> [Written task] The listing below should be printed exactly, every line of it. Skip the pictures.

> [Extracted data entries]
++++++
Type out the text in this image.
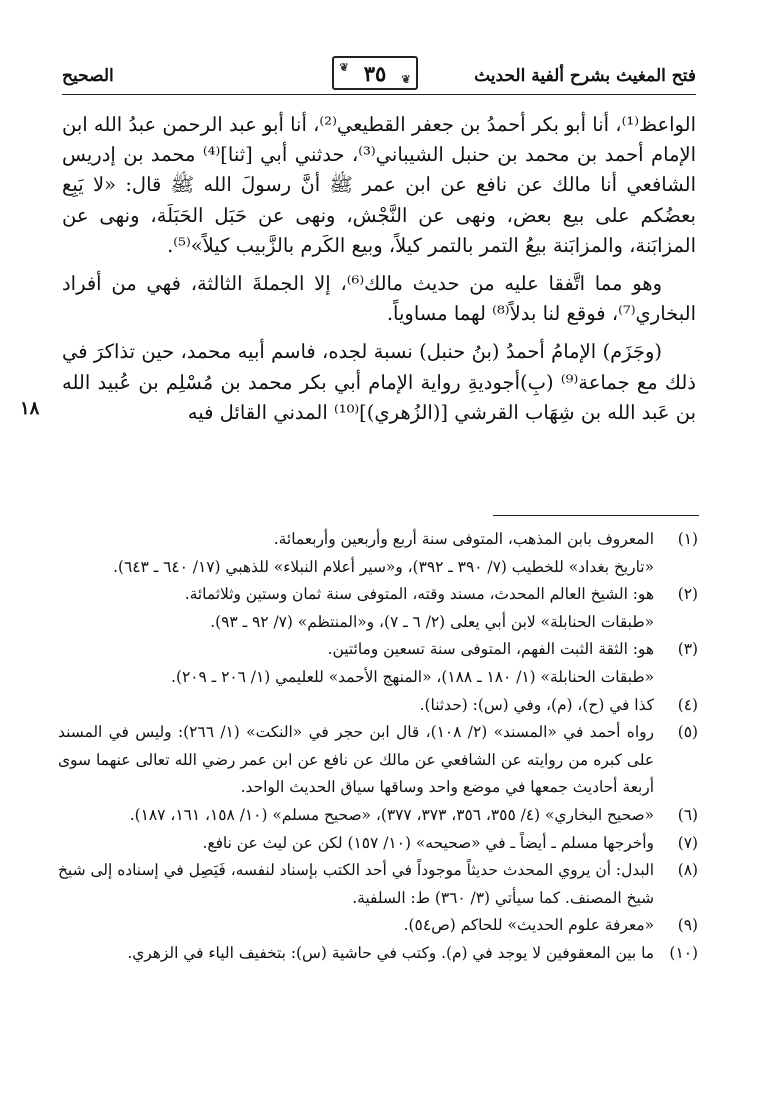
فتح المغيث بشرح ألفية الحديث
❦ ٣٥ ❦
الصحيح
١٨

الواعظ⁽¹⁾، أنا أبو بكر أحمدُ بن جعفر القطيعي⁽²⁾، أنا أبو عبد الرحمن عبدُ الله ابن الإمام أحمد بن محمد بن حنبل الشيباني⁽³⁾، حدثني أبي [ثنا]⁽⁴⁾ محمد بن إدريس الشافعي أنا مالك عن نافع عن ابن عمر ﷺ أنَّ رسولَ الله ﷺ قال: «لا يَبِع بعضُكم على بيع بعض، ونهى عن النَّجْش، ونهى عن حَبَل الحَبَلَة، ونهى عن المزابَنة، والمزابَنة بيعُ التمر بالتمر كيلاً، وبيع الكَرم بالزَّبيب كيلاً»⁽⁵⁾.

وهو مما اتَّفقا عليه من حديث مالك⁽⁶⁾، إلا الجملةَ الثالثة، فهي من أفراد البخاري⁽⁷⁾، فوقع لنا بدلاً⁽⁸⁾ لهما مساوياً.

(وجَزَم) الإمامُ أحمدُ (بنُ حنبل) نسبة لجده، فاسم أبيه محمد، حين تذاكرَ في ذلك مع جماعة⁽⁹⁾ (بِ)أجوديةِ رواية الإمام أبي بكر محمد بن مُسْلِم بن عُبيد الله بن عَبد الله بن شِهَاب القرشي [(الزُهري)]⁽¹⁰⁾ المدني القائل فيه

(١)
المعروف بابن المذهب، المتوفى سنة أربع وأربعين وأربعمائة.
«تاريخ بغداد» للخطيب (٧/ ٣٩٠ ـ ٣٩٢)، و«سير أعلام النبلاء» للذهبي (١٧/ ٦٤٠ ـ ٦٤٣).
(٢)
هو: الشيخ العالم المحدث، مسند وقته، المتوفى سنة ثمان وستين وثلاثمائة.
«طبقات الحنابلة» لابن أبي يعلى (٢/ ٦ ـ ٧)، و«المنتظم» (٧/ ٩٢ ـ ٩٣).
(٣)
هو: الثقة الثبت الفهم، المتوفى سنة تسعين ومائتين.
«طبقات الحنابلة» (١/ ١٨٠ ـ ١٨٨)، «المنهج الأحمد» للعليمي (١/ ٢٠٦ ـ ٢٠٩).
(٤)
كذا في (ح)، (م)، وفي (س): (حدثنا).
(٥)
رواه أحمد في «المسند» (٢/ ١٠٨)، قال ابن حجر في «النكت» (١/ ٢٦٦): وليس في المسند على كبره من روايته عن الشافعي عن مالك عن نافع عن ابن عمر رضي الله تعالى عنهما سوى أربعة أحاديث جمعها في موضع واحد وساقها سياق الحديث الواحد.
(٦)
«صحيح البخاري» (٤/ ٣٥٥، ٣٥٦، ٣٧٣، ٣٧٧)، «صحيح مسلم» (١٠/ ١٥٨، ١٦١، ١٨٧).
(٧)
وأخرجها مسلم ـ أيضاً ـ في «صحيحه» (١٠/ ١٥٧) لكن عن ليث عن نافع.
(٨)
البدل: أن يروي المحدث حديثاً موجوداً في أحد الكتب بإسناد لنفسه، فَيَصِل في إسناده إلى شيخ شيخ المصنف. كما سيأتي (٣/ ٣٦٠) ط: السلفية.
(٩)
«معرفة علوم الحديث» للحاكم (ص٥٤).
(١٠)
ما بين المعقوفين لا يوجد في (م). وكتب في حاشية (س): بتخفيف الياء في الزهري.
++++++
> [Written answer]
Type out the text in this image.
فتح المغيث بشرح ألفية الحديث
❦ ٣٥ ❦
الصحيح
١٨

الواعظ⁽¹⁾، أنا أبو بكر أحمدُ بن جعفر القطيعي⁽²⁾، أنا أبو عبد الرحمن عبدُ الله ابن الإمام أحمد بن محمد بن حنبل الشيباني⁽³⁾، حدثني أبي [ثنا]⁽⁴⁾ محمد بن إدريس الشافعي أنا مالك عن نافع عن ابن عمر ﷺ أنَّ رسولَ الله ﷺ قال: «لا يَبِع بعضُكم على بيع بعض، ونهى عن النَّجْش، ونهى عن حَبَل الحَبَلَة، ونهى عن المزابَنة، والمزابَنة بيعُ التمر بالتمر كيلاً، وبيع الكَرم بالزَّبيب كيلاً»⁽⁵⁾.

وهو مما اتَّفقا عليه من حديث مالك⁽⁶⁾، إلا الجملةَ الثالثة، فهي من أفراد البخاري⁽⁷⁾، فوقع لنا بدلاً⁽⁸⁾ لهما مساوياً.

(وجَزَم) الإمامُ أحمدُ (بنُ حنبل) نسبة لجده، فاسم أبيه محمد، حين تذاكرَ في ذلك مع جماعة⁽⁹⁾ (بِ)أجوديةِ رواية الإمام أبي بكر محمد بن مُسْلِم بن عُبيد الله بن عَبد الله بن شِهَاب القرشي [(الزُهري)]⁽¹⁰⁾ المدني القائل فيه

(١)
المعروف بابن المذهب، المتوفى سنة أربع وأربعين وأربعمائة.
«تاريخ بغداد» للخطيب (٧/ ٣٩٠ ـ ٣٩٢)، و«سير أعلام النبلاء» للذهبي (١٧/ ٦٤٠ ـ ٦٤٣).
(٢)
هو: الشيخ العالم المحدث، مسند وقته، المتوفى سنة ثمان وستين وثلاثمائة.
«طبقات الحنابلة» لابن أبي يعلى (٢/ ٦ ـ ٧)، و«المنتظم» (٧/ ٩٢ ـ ٩٣).
(٣)
هو: الثقة الثبت الفهم، المتوفى سنة تسعين ومائتين.
«طبقات الحنابلة» (١/ ١٨٠ ـ ١٨٨)، «المنهج الأحمد» للعليمي (١/ ٢٠٦ ـ ٢٠٩).
(٤)
كذا في (ح)، (م)، وفي (س): (حدثنا).
(٥)
رواه أحمد في «المسند» (٢/ ١٠٨)، قال ابن حجر في «النكت» (١/ ٢٦٦): وليس في المسند على كبره من روايته عن الشافعي عن مالك عن نافع عن ابن عمر رضي الله تعالى عنهما سوى أربعة أحاديث جمعها في موضع واحد وساقها سياق الحديث الواحد.
(٦)
«صحيح البخاري» (٤/ ٣٥٥، ٣٥٦، ٣٧٣، ٣٧٧)، «صحيح مسلم» (١٠/ ١٥٨، ١٦١، ١٨٧).
(٧)
وأخرجها مسلم ـ أيضاً ـ في «صحيحه» (١٠/ ١٥٧) لكن عن ليث عن نافع.
(٨)
البدل: أن يروي المحدث حديثاً موجوداً في أحد الكتب بإسناد لنفسه، فَيَصِل في إسناده إلى شيخ شيخ المصنف. كما سيأتي (٣/ ٣٦٠) ط: السلفية.
(٩)
«معرفة علوم الحديث» للحاكم (ص٥٤).
(١٠)
ما بين المعقوفين لا يوجد في (م). وكتب في حاشية (س): بتخفيف الياء في الزهري.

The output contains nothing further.